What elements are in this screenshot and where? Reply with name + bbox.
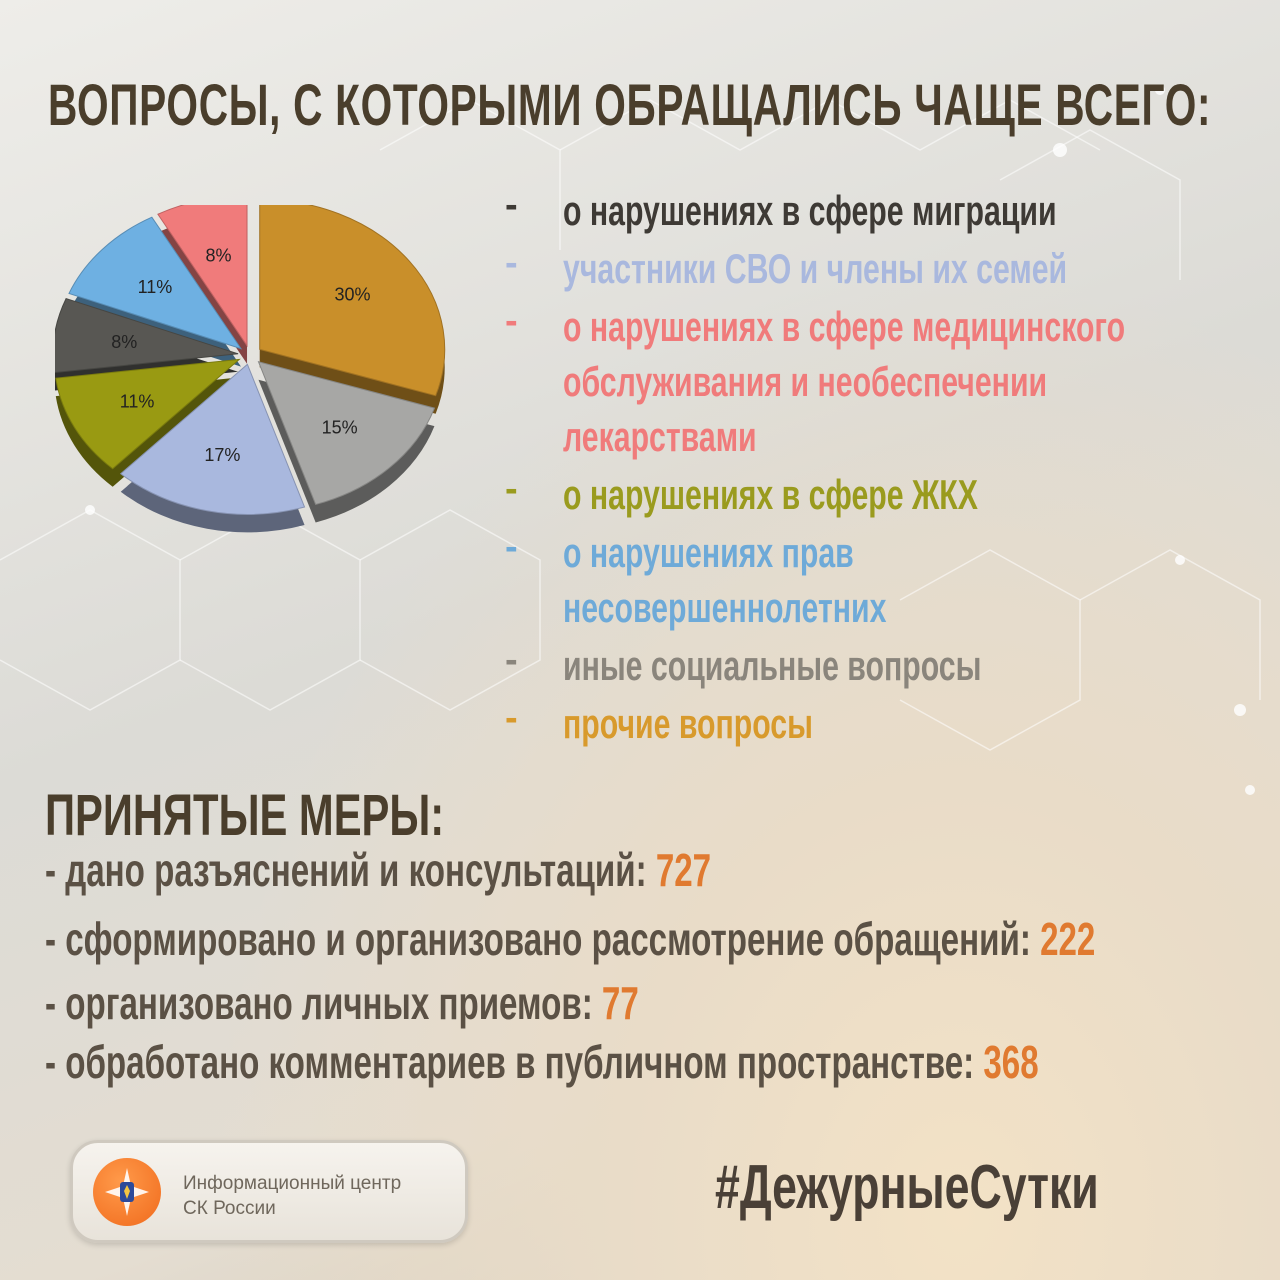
legend-label: несовершеннолетних (563, 584, 887, 631)
measure-value: 222 (1040, 913, 1096, 965)
measure-item: - организовано личных приемов: 77 (45, 976, 639, 1030)
pie-slice-1 (259, 205, 446, 397)
legend-label: иные социальные вопросы (563, 642, 982, 689)
measure-value: 368 (983, 1036, 1039, 1088)
measure-item: - сформировано и организовано рассмотрен… (45, 912, 1095, 966)
legend-dash: - (505, 468, 518, 510)
pie-data-label: 11% (120, 392, 155, 412)
legend-dash: - (505, 242, 518, 284)
measure-text: - организовано личных приемов: (45, 977, 602, 1029)
legend-label: участники СВО и члены их семей (563, 245, 1068, 292)
legend-dash: - (505, 526, 518, 568)
legend-label: о нарушениях в сфере ЖКХ (563, 471, 978, 518)
pie-slice-7 (157, 205, 248, 348)
legend-label: лекарствами (563, 413, 757, 460)
measure-text: - обработано комментариев в публичном пр… (45, 1036, 984, 1088)
measure-item: - обработано комментариев в публичном пр… (45, 1035, 1039, 1089)
legend-label: обслуживания и необеспечении (563, 358, 1048, 405)
measure-item: - дано разъяснений и консультаций: 727 (45, 843, 711, 897)
measure-text: - сформировано и организовано рассмотрен… (45, 913, 1041, 965)
pie-slice-5 (55, 297, 239, 374)
legend-dash: - (505, 300, 518, 342)
legend-label: прочие вопросы (563, 700, 813, 747)
legend-label: о нарушениях прав (563, 529, 854, 576)
pie-data-label: 30% (334, 285, 370, 305)
pie-data-label: 8% (111, 332, 137, 352)
emblem-icon (93, 1158, 161, 1226)
logo-text-line1: Информационный центр (183, 1173, 402, 1194)
measure-value: 727 (655, 844, 712, 896)
pie-data-label: 15% (322, 418, 358, 438)
legend-label: о нарушениях в сфере медицинского (563, 303, 1126, 350)
measures-title: ПРИНЯТЫЕ МЕРЫ: (45, 783, 445, 848)
pie-slice-3 (119, 363, 306, 515)
pie-data-label: 8% (205, 246, 231, 266)
pie-slice-6 (68, 216, 243, 350)
measure-value: 77 (601, 977, 639, 1029)
legend-label: о нарушениях в сфере миграции (563, 187, 1057, 234)
pie-slice-4 (55, 358, 241, 470)
legend-dash: - (505, 639, 518, 681)
pie-data-label: 11% (138, 277, 173, 297)
legend-dash: - (505, 184, 518, 226)
page-title: ВОПРОСЫ, С КОТОРЫМИ ОБРАЩАЛИСЬ ЧАЩЕ ВСЕГ… (48, 73, 1212, 138)
measure-text: - дано разъяснений и консультаций: (45, 844, 656, 896)
legend-dash: - (505, 697, 518, 739)
pie-data-label: 17% (204, 445, 240, 465)
hashtag: #ДежурныеСутки (715, 1153, 1099, 1222)
pie-slice-2 (257, 361, 436, 506)
logo-text-line2: СК России (183, 1198, 276, 1219)
logo-badge: Информационный центр СК России (70, 1140, 468, 1243)
pie-chart: 30% 15% 17% 11% 8% 11% 8% (55, 205, 446, 533)
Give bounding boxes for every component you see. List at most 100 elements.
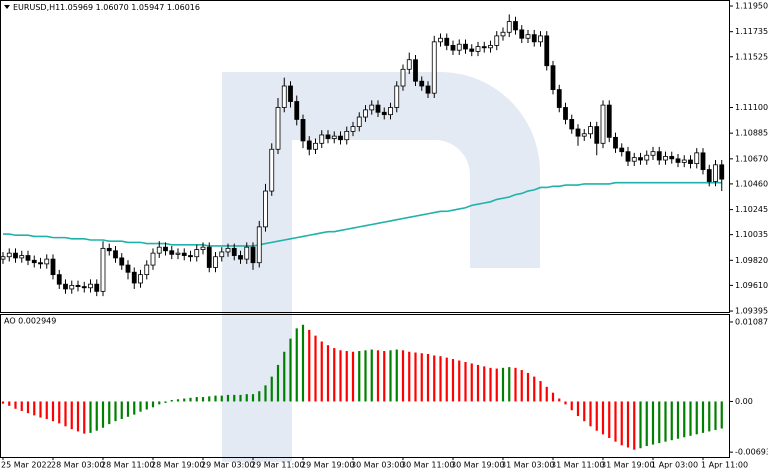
• • •
To be done:
Reproduce all of the rows above verbatim, omitting the pictures.

Response:
What elements are in this screenshot and where? Reply with name + bbox.
legend-label: несовершеннолетних (563, 584, 887, 631)
measure-value: 222 (1040, 913, 1096, 965)
measure-item: - организовано личных приемов: 77 (45, 976, 639, 1030)
pie-slice-1 (259, 205, 446, 397)
legend-label: иные социальные вопросы (563, 642, 982, 689)
measure-value: 368 (983, 1036, 1039, 1088)
measure-item: - сформировано и организовано рассмотрен… (45, 912, 1095, 966)
legend-dash: - (505, 468, 518, 510)
pie-data-label: 11% (120, 392, 155, 412)
legend-dash: - (505, 242, 518, 284)
measure-text: - организовано личных приемов: (45, 977, 602, 1029)
legend-label: участники СВО и члены их семей (563, 245, 1068, 292)
legend-dash: - (505, 526, 518, 568)
legend-label: о нарушениях в сфере ЖКХ (563, 471, 978, 518)
pie-slice-7 (157, 205, 248, 348)
legend-label: лекарствами (563, 413, 757, 460)
measure-text: - обработано комментариев в публичном пр… (45, 1036, 984, 1088)
measure-item: - обработано комментариев в публичном пр… (45, 1035, 1039, 1089)
legend-label: обслуживания и необеспечении (563, 358, 1048, 405)
measure-item: - дано разъяснений и консультаций: 727 (45, 843, 711, 897)
measure-text: - сформировано и организовано рассмотрен… (45, 913, 1041, 965)
pie-slice-5 (55, 297, 239, 374)
legend-dash: - (505, 300, 518, 342)
legend-label: прочие вопросы (563, 700, 813, 747)
legend-label: о нарушениях прав (563, 529, 854, 576)
pie-data-label: 30% (334, 285, 370, 305)
pie-data-label: 8% (111, 332, 137, 352)
emblem-icon (93, 1158, 161, 1226)
logo-text-line1: Информационный центр (183, 1173, 402, 1194)
measure-value: 727 (655, 844, 712, 896)
pie-data-label: 15% (322, 418, 358, 438)
legend-label: о нарушениях в сфере медицинского (563, 303, 1126, 350)
measures-title: ПРИНЯТЫЕ МЕРЫ: (45, 783, 445, 848)
pie-slice-3 (119, 363, 306, 515)
pie-data-label: 8% (205, 246, 231, 266)
pie-slice-6 (68, 216, 243, 350)
measure-value: 77 (601, 977, 639, 1029)
legend-label: о нарушениях в сфере миграции (563, 187, 1057, 234)
pie-slice-4 (55, 358, 241, 470)
legend-dash: - (505, 639, 518, 681)
pie-data-label: 11% (138, 277, 173, 297)
legend-dash: - (505, 184, 518, 226)
page-title: ВОПРОСЫ, С КОТОРЫМИ ОБРАЩАЛИСЬ ЧАЩЕ ВСЕГ… (48, 73, 1212, 138)
measure-text: - дано разъяснений и консультаций: (45, 844, 656, 896)
legend-dash: - (505, 697, 518, 739)
pie-data-label: 17% (204, 445, 240, 465)
hashtag: #ДежурныеСутки (715, 1153, 1099, 1222)
pie-slice-2 (257, 361, 436, 506)
logo-text-line2: СК России (183, 1198, 276, 1219)
logo-badge: Информационный центр СК России (70, 1140, 468, 1243)
pie-chart: 30% 15% 17% 11% 8% 11% 8% (55, 205, 446, 533)
Give bounding boxes for every component you see. List at most 100 elements.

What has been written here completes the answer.